Begin The records

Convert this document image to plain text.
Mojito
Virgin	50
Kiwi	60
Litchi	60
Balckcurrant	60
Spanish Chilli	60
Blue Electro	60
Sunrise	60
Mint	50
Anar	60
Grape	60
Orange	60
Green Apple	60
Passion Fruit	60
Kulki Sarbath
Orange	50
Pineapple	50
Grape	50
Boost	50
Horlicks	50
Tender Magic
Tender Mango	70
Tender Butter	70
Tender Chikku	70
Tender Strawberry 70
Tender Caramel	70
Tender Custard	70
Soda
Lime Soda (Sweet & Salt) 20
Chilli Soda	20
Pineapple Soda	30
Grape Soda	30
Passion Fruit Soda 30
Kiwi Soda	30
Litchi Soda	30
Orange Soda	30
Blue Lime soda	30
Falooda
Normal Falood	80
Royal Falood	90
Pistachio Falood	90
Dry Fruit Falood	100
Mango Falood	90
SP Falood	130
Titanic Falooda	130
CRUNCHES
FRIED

End The records
Begin The records

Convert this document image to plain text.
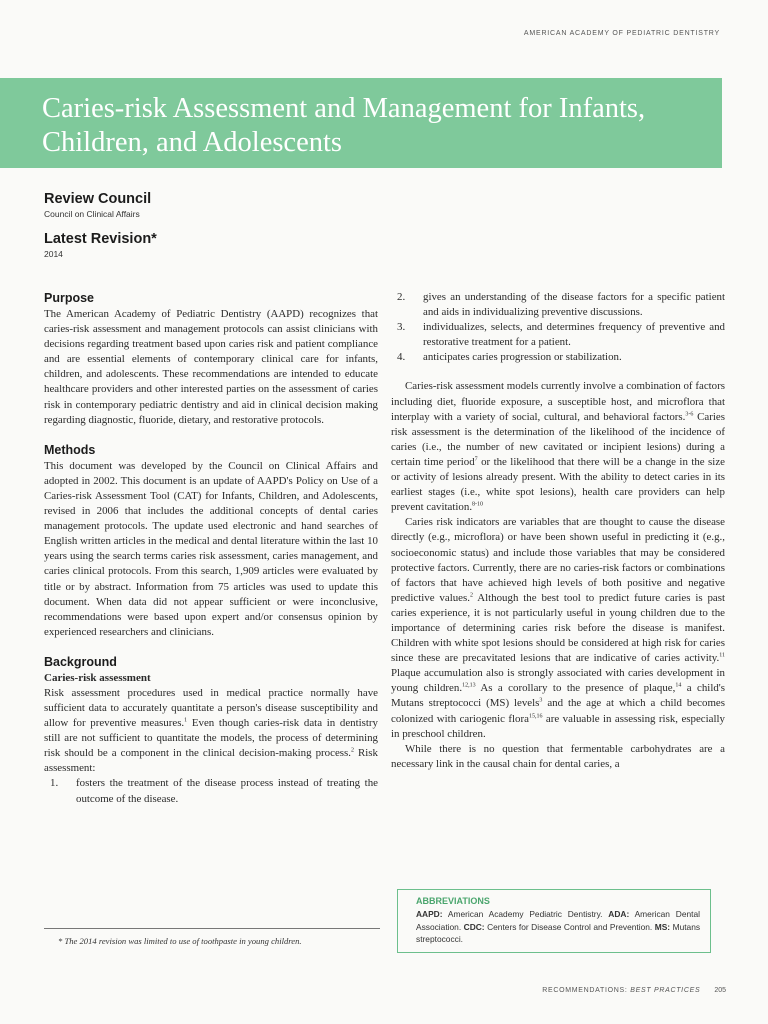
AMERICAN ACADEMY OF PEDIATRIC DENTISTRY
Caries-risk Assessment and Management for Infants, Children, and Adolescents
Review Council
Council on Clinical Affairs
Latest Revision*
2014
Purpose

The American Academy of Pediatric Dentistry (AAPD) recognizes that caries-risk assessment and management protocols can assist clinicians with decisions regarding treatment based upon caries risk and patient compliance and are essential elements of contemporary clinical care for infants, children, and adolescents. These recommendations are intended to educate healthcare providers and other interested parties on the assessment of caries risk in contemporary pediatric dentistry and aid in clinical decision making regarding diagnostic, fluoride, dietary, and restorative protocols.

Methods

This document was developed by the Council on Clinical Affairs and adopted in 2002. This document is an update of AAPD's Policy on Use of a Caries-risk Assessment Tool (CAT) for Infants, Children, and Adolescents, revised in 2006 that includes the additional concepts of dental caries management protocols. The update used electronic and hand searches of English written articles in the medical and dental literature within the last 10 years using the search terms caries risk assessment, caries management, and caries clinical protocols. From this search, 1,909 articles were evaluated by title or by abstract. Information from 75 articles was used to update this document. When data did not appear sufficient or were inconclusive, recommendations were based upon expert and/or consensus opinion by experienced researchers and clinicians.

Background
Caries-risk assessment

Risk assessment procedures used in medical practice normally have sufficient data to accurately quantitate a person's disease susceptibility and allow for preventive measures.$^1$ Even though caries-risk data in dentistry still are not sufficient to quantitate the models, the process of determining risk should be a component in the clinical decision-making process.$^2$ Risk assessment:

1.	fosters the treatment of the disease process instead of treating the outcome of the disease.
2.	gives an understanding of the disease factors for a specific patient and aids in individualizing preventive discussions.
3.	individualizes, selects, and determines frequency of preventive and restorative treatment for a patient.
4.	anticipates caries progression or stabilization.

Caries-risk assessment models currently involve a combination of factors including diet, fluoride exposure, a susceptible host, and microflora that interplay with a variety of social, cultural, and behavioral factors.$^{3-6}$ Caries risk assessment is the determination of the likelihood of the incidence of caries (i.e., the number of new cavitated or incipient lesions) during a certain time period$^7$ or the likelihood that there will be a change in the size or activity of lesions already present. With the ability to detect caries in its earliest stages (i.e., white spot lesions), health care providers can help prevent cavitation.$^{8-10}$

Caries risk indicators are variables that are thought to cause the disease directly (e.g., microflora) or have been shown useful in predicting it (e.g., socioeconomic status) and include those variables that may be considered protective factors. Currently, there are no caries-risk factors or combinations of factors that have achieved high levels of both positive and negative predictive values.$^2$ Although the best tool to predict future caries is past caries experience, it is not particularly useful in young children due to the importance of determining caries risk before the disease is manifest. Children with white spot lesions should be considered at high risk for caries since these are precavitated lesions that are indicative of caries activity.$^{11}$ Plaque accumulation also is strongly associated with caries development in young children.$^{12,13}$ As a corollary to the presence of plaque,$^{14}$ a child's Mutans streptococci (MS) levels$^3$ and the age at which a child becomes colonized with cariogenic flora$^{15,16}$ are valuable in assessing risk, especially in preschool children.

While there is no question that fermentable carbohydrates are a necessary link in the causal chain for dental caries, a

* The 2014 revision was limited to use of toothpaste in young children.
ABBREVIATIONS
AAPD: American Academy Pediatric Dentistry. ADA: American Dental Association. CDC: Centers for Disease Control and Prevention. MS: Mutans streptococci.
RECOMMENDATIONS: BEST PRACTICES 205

End The records
Begin The records

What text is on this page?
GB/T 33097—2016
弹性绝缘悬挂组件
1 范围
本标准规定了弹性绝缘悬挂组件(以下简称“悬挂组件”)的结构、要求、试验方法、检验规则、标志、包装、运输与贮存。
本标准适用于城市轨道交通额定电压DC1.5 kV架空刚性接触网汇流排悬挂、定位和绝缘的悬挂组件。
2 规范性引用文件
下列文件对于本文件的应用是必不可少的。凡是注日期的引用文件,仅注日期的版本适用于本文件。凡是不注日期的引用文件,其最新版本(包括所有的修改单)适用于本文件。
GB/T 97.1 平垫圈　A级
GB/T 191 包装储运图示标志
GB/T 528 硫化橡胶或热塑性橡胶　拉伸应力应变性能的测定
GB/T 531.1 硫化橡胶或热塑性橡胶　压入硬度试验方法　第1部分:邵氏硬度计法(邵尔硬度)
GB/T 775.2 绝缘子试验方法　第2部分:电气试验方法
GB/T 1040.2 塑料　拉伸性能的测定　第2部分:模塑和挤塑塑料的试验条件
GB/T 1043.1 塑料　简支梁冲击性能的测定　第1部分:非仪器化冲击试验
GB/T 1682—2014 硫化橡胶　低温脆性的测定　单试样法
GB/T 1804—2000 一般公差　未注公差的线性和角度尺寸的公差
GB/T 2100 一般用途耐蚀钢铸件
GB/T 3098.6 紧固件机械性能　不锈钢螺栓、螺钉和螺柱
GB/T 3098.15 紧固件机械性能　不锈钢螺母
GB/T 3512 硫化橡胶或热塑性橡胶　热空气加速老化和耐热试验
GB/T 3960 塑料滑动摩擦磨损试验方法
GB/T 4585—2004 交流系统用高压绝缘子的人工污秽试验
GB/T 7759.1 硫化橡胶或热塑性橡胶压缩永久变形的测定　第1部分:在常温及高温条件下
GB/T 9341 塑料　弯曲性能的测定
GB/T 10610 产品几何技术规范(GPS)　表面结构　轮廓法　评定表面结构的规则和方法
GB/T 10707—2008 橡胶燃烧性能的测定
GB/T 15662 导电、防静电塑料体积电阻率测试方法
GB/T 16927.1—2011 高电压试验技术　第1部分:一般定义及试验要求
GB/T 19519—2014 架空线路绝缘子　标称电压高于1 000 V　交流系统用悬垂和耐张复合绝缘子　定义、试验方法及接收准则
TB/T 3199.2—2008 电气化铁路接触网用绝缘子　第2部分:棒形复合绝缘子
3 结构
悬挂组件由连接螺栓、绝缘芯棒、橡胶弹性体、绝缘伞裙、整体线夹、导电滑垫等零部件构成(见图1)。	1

End The records

### Written exercise
In the entries above, count each line holding "process" and report the total and nothing more.

### Exercise response
2